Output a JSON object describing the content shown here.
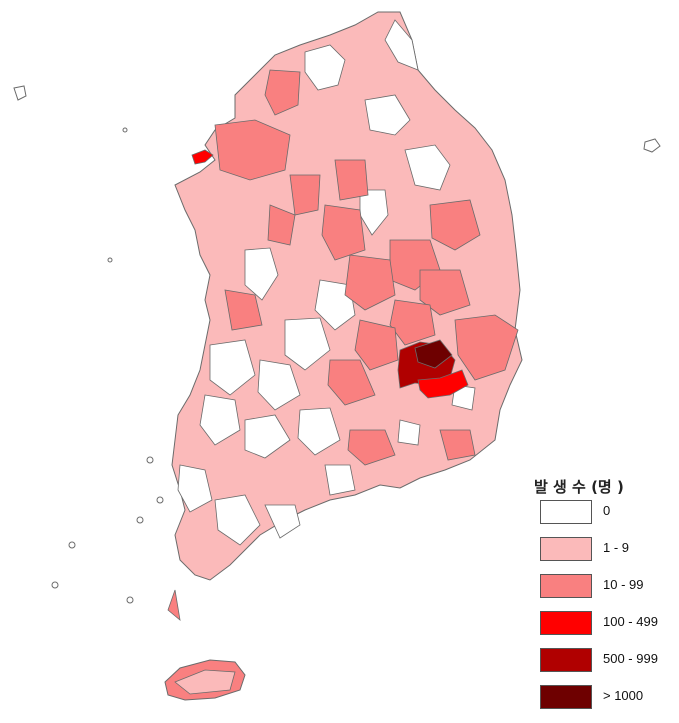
{
  "legend": {
    "title": "발 생 수 (명 )",
    "items": [
      {
        "label": "0",
        "color": "#ffffff"
      },
      {
        "label": "1 - 9",
        "color": "#fbbaba"
      },
      {
        "label": "10 - 99",
        "color": "#f98080"
      },
      {
        "label": "100 - 499",
        "color": "#ff0000"
      },
      {
        "label": "500 - 999",
        "color": "#b00000"
      },
      {
        "label": "> 1000",
        "color": "#6e0000"
      }
    ]
  },
  "colors": {
    "boundary": "#6b6b6b",
    "background": "#ffffff"
  }
}
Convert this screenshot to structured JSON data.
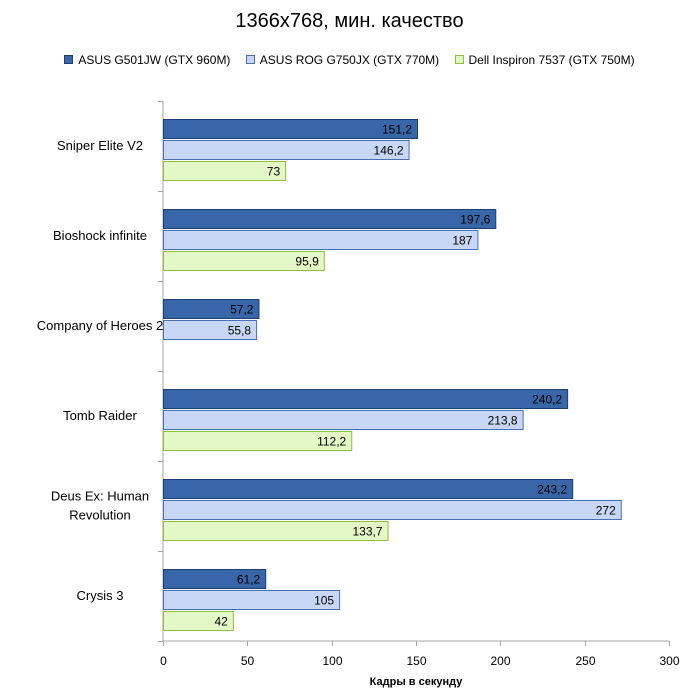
{
  "chart_data": {
    "type": "bar",
    "orientation": "horizontal",
    "title": "1366x768, мин. качество",
    "xlabel": "Кадры  в секунду",
    "ylabel": "",
    "xlim": [
      0,
      300
    ],
    "x_ticks": [
      0,
      50,
      100,
      150,
      200,
      250,
      300
    ],
    "grid": false,
    "legend_position": "top",
    "categories": [
      "Sniper Elite V2",
      "Bioshock infinite",
      "Company of Heroes 2",
      "Tomb Raider",
      "Deus Ex: Human Revolution",
      "Crysis 3"
    ],
    "series": [
      {
        "name": "ASUS G501JW (GTX 960M)",
        "color": "#3966a8",
        "values": [
          151.2,
          197.6,
          57.2,
          240.2,
          243.2,
          61.2
        ]
      },
      {
        "name": "ASUS ROG G750JX (GTX 770M)",
        "color": "#c7d7f5",
        "values": [
          146.2,
          187,
          55.8,
          213.8,
          272,
          105
        ]
      },
      {
        "name": "Dell Inspiron 7537 (GTX 750M)",
        "color": "#e4f7c6",
        "values": [
          73,
          95.9,
          null,
          112.2,
          133.7,
          42
        ]
      }
    ],
    "data_labels": [
      [
        "151,2",
        "197,6",
        "57,2",
        "240,2",
        "243,2",
        "61,2"
      ],
      [
        "146,2",
        "187",
        "55,8",
        "213,8",
        "272",
        "105"
      ],
      [
        "73",
        "95,9",
        "",
        "112,2",
        "133,7",
        "42"
      ]
    ]
  }
}
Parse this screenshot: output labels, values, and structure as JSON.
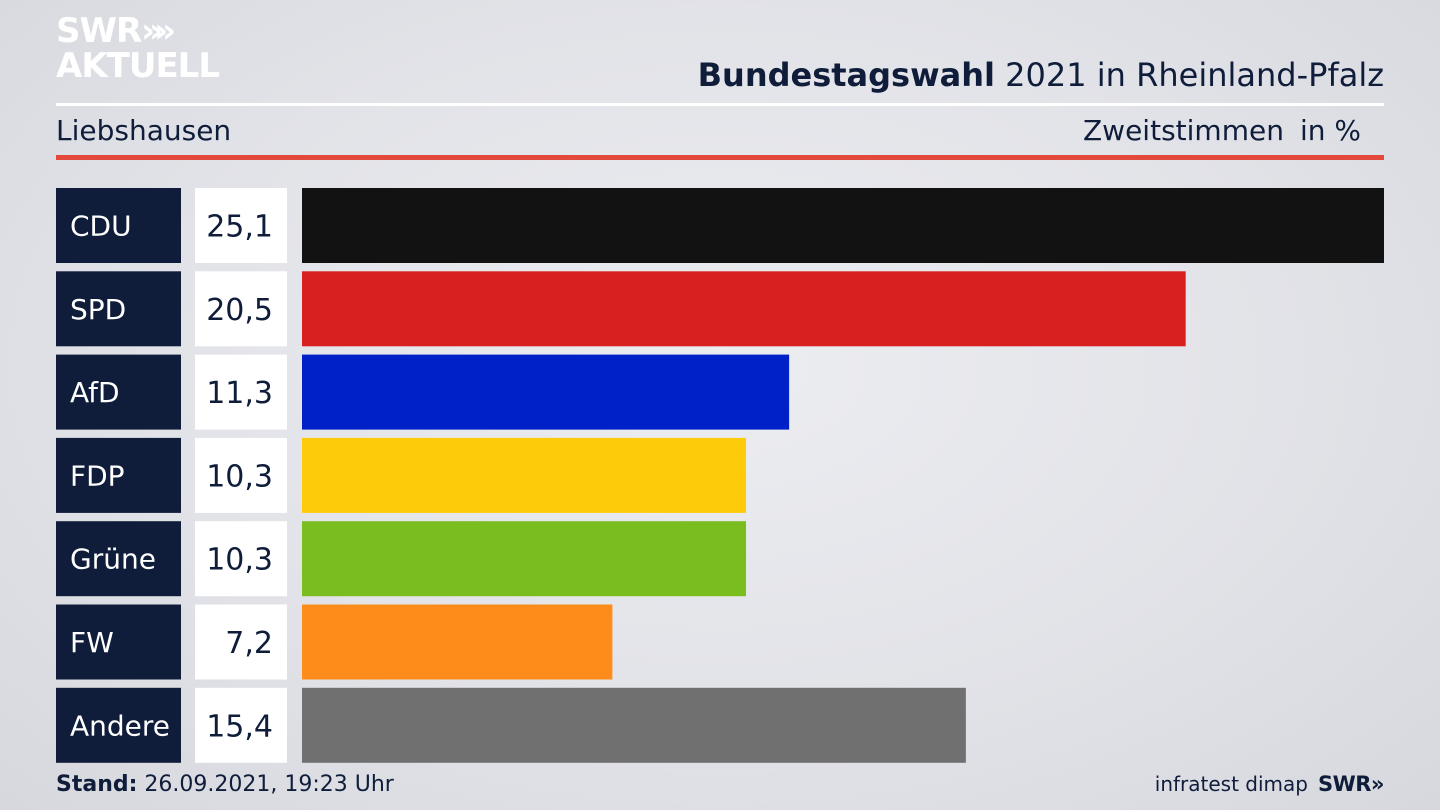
{
  "header": {
    "logo_line1": "SWR",
    "logo_chevrons": "»",
    "logo_line2": "AKTUELL",
    "title_bold": "Bundestagswahl",
    "title_rest": " 2021 in Rheinland-Pfalz",
    "location": "Liebshausen",
    "measure": "Zweitstimmen",
    "unit": "in %"
  },
  "footer": {
    "stand_label": "Stand:",
    "stand_value": " 26.09.2021, 19:23 Uhr",
    "source": "infratest dimap",
    "brand": "SWR»"
  },
  "colors": {
    "label_box": "#0f1d3a",
    "value_box": "#ffffff",
    "accent_rule": "#e2483c"
  },
  "chart_data": {
    "type": "bar",
    "orientation": "horizontal",
    "categories": [
      "CDU",
      "SPD",
      "AfD",
      "FDP",
      "Grüne",
      "FW",
      "Andere"
    ],
    "values": [
      25.1,
      20.5,
      11.3,
      10.3,
      10.3,
      7.2,
      15.4
    ],
    "value_labels": [
      "25,1",
      "20,5",
      "11,3",
      "10,3",
      "10,3",
      "7,2",
      "15,4"
    ],
    "colors": [
      "#121212",
      "#d92020",
      "#0020c8",
      "#fecb0a",
      "#7abd1e",
      "#fe8c1a",
      "#707070"
    ],
    "xlim": [
      0,
      25.1
    ],
    "grid": false,
    "legend": "none"
  }
}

> EXERCISE DETAILS: A faithful copy of the records above is needed, with the pictures left out.

> FULL RESPONSE:
Output a JSON object describing the content shown here.
{
  "legend": {
    "title": "발 생 수 (명 )",
    "items": [
      {
        "label": "0",
        "color": "#ffffff"
      },
      {
        "label": "1 - 9",
        "color": "#fbbaba"
      },
      {
        "label": "10 - 99",
        "color": "#f98080"
      },
      {
        "label": "100 - 499",
        "color": "#ff0000"
      },
      {
        "label": "500 - 999",
        "color": "#b00000"
      },
      {
        "label": "> 1000",
        "color": "#6e0000"
      }
    ]
  },
  "colors": {
    "boundary": "#6b6b6b",
    "background": "#ffffff"
  }
}
Convert this screenshot to structured JSON data.
{
  "chart_data": {
    "type": "bar",
    "orientation": "horizontal",
    "title": "1366x768, мин. качество",
    "xlabel": "Кадры  в секунду",
    "ylabel": "",
    "xlim": [
      0,
      300
    ],
    "x_ticks": [
      0,
      50,
      100,
      150,
      200,
      250,
      300
    ],
    "grid": false,
    "legend_position": "top",
    "categories": [
      "Sniper Elite V2",
      "Bioshock infinite",
      "Company of Heroes 2",
      "Tomb Raider",
      "Deus Ex: Human Revolution",
      "Crysis 3"
    ],
    "series": [
      {
        "name": "ASUS G501JW (GTX 960M)",
        "color": "#3966a8",
        "values": [
          151.2,
          197.6,
          57.2,
          240.2,
          243.2,
          61.2
        ]
      },
      {
        "name": "ASUS ROG G750JX (GTX 770M)",
        "color": "#c7d7f5",
        "values": [
          146.2,
          187,
          55.8,
          213.8,
          272,
          105
        ]
      },
      {
        "name": "Dell Inspiron 7537 (GTX 750M)",
        "color": "#e4f7c6",
        "values": [
          73,
          95.9,
          null,
          112.2,
          133.7,
          42
        ]
      }
    ],
    "data_labels": [
      [
        "151,2",
        "197,6",
        "57,2",
        "240,2",
        "243,2",
        "61,2"
      ],
      [
        "146,2",
        "187",
        "55,8",
        "213,8",
        "272",
        "105"
      ],
      [
        "73",
        "95,9",
        "",
        "112,2",
        "133,7",
        "42"
      ]
    ]
  }
}
Parse this screenshot: output labels, values, and structure as JSON.
{
  "header": {
    "logo_line1": "SWR",
    "logo_chevrons": "»",
    "logo_line2": "AKTUELL",
    "title_bold": "Bundestagswahl",
    "title_rest": " 2021 in Rheinland-Pfalz",
    "location": "Liebshausen",
    "measure": "Zweitstimmen",
    "unit": "in %"
  },
  "footer": {
    "stand_label": "Stand:",
    "stand_value": " 26.09.2021, 19:23 Uhr",
    "source": "infratest dimap",
    "brand": "SWR»"
  },
  "colors": {
    "label_box": "#0f1d3a",
    "value_box": "#ffffff",
    "accent_rule": "#e2483c"
  },
  "chart_data": {
    "type": "bar",
    "orientation": "horizontal",
    "categories": [
      "CDU",
      "SPD",
      "AfD",
      "FDP",
      "Grüne",
      "FW",
      "Andere"
    ],
    "values": [
      25.1,
      20.5,
      11.3,
      10.3,
      10.3,
      7.2,
      15.4
    ],
    "value_labels": [
      "25,1",
      "20,5",
      "11,3",
      "10,3",
      "10,3",
      "7,2",
      "15,4"
    ],
    "colors": [
      "#121212",
      "#d92020",
      "#0020c8",
      "#fecb0a",
      "#7abd1e",
      "#fe8c1a",
      "#707070"
    ],
    "xlim": [
      0,
      25.1
    ],
    "grid": false,
    "legend": "none"
  }
}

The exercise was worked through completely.